__Exercise passage__:
===
Interface modifications in solid state dye-sensitized TiO 2 solar cells

The concept of solid-state dye-sensitized TiO₂ solar cell in which the hole transport medium is an organic semiconductor is critically studied by examining the anode-TiO₂ interface and dye-hole conductor interface. The importance and the role of a compact hole-blocking TiO₂ layer in between the anode and the mesoporous layer is extensively studied by preparing this layer by spray pyrolysis using an automated procedure which guarantees reproducibility in obtaining constant thickness and quality of this crucial layer as seen in the current-voltage characteristics of the solar cells. To characterize the rectifying behavior of the blocking layer, cells with the structure, fluorinated tin oxide (FTO)/blocking TiO₂ layer/hole conductor/Au, were prepared and their current (I)-voltage (U) properties were investigated. Solid state solar cells were also prepared with different blocking layer thicknesses and their photovoltaic properties were investigated in order to study the influence of the blocking layer thickness on solar cell performance. In order to improve the dye-hole conductor interface, novel multifunctional molecules carrying dye units and triphenylamine moieties were synthesized and their influence as interface modifiers were studied. This interface modification results in doubling the external quantum efficiency of current conversion via improved charge transfer at the dye-hole conductor interface. Moreover, the recombination processes at this interface is drastically suppressed which leads to higher open circuit voltage and consequently higher power conversion efficiencies.
===
__Exercise aim__:
In the abstract on solid-state dye-sensitized TiO₂ solar cells, what method was used to prepare the compact hole-blocking TiO₂ layer?
===
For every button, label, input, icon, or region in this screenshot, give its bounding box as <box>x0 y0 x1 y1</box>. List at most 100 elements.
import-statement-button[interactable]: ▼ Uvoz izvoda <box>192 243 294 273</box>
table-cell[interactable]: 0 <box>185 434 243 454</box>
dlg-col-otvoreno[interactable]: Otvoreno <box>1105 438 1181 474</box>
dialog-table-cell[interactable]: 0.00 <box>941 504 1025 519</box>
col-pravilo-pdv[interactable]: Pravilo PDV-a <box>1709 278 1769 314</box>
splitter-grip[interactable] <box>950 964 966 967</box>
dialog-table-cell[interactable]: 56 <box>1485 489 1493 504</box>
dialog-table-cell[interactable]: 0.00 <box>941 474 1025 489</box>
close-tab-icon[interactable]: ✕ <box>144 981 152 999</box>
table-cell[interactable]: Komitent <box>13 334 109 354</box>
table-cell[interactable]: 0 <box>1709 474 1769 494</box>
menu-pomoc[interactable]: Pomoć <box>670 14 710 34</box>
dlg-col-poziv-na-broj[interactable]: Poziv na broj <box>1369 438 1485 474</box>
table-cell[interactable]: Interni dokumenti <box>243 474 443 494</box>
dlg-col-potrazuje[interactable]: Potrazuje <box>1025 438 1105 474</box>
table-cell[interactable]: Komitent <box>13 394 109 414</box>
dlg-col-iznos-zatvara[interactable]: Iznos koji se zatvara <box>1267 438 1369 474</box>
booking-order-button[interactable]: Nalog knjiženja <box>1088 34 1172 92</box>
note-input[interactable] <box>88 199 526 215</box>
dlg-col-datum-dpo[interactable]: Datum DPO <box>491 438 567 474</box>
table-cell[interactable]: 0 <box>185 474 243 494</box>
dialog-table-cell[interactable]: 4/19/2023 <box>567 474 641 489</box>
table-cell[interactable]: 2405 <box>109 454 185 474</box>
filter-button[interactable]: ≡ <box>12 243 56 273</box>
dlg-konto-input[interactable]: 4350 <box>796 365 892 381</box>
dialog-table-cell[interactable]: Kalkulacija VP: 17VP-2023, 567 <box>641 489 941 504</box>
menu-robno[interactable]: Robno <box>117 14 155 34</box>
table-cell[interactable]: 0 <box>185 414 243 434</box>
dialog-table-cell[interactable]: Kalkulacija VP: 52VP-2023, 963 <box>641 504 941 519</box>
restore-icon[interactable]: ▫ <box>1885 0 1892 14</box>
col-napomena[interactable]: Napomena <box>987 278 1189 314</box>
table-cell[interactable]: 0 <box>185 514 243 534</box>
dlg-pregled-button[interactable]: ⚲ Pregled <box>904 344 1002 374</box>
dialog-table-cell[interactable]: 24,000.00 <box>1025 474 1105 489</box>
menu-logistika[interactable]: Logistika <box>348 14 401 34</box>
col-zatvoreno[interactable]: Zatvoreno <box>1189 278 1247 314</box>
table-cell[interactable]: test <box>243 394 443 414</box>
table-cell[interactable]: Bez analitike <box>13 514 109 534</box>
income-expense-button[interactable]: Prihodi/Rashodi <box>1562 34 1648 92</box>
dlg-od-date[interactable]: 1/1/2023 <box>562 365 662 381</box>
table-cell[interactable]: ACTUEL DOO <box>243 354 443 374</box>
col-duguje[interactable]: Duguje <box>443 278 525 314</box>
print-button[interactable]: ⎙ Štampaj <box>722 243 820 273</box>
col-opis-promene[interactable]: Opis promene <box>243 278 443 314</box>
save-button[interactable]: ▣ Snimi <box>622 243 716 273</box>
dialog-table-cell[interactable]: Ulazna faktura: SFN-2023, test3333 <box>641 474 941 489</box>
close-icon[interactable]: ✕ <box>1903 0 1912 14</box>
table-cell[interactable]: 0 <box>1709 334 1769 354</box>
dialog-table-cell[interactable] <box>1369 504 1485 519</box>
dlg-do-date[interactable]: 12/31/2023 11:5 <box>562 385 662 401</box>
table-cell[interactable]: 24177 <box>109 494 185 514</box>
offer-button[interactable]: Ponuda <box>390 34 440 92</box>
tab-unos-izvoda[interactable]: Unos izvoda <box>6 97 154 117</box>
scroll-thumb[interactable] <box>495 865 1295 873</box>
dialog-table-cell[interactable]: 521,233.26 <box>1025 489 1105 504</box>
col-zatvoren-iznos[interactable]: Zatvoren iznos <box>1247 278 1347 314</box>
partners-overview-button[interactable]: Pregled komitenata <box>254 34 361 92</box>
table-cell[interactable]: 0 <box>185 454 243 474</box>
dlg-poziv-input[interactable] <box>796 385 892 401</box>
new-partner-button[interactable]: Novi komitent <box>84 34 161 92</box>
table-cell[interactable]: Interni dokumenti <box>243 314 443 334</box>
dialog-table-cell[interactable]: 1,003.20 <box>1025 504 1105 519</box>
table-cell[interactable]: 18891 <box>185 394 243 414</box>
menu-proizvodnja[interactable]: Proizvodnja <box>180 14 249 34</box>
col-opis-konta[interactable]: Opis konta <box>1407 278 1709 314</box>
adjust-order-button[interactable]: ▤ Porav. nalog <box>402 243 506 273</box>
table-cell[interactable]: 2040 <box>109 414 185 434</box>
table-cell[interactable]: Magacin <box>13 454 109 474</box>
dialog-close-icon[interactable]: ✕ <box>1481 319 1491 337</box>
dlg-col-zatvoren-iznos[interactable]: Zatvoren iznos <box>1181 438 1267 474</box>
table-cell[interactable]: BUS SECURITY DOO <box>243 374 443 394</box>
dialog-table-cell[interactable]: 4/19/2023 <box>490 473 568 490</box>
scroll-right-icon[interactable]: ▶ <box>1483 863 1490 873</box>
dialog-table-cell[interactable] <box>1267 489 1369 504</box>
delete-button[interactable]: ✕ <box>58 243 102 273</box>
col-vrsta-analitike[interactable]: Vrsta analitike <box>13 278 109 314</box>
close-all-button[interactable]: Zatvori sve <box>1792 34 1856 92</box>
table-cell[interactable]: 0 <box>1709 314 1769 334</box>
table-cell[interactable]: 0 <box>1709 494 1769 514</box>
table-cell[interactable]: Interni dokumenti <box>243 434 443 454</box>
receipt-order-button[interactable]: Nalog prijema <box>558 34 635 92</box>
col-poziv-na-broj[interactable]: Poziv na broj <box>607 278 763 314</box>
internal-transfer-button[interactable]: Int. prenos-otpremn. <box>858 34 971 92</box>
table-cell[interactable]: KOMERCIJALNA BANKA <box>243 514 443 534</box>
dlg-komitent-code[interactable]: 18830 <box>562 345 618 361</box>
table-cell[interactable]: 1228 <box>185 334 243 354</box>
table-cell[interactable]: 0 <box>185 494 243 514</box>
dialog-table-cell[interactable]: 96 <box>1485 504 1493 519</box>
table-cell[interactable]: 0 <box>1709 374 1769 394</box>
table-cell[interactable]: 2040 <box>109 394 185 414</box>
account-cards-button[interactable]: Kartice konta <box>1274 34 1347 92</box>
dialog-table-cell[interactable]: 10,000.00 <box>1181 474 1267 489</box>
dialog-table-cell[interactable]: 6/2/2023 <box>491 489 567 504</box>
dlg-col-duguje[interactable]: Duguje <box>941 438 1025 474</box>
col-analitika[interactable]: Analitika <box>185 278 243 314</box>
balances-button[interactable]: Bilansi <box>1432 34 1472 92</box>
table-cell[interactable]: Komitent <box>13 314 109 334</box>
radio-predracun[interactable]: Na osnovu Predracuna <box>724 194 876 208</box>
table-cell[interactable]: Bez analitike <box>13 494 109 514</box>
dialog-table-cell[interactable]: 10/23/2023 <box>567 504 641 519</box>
===
__Reply__:
Spray pyrolysis using an automated procedure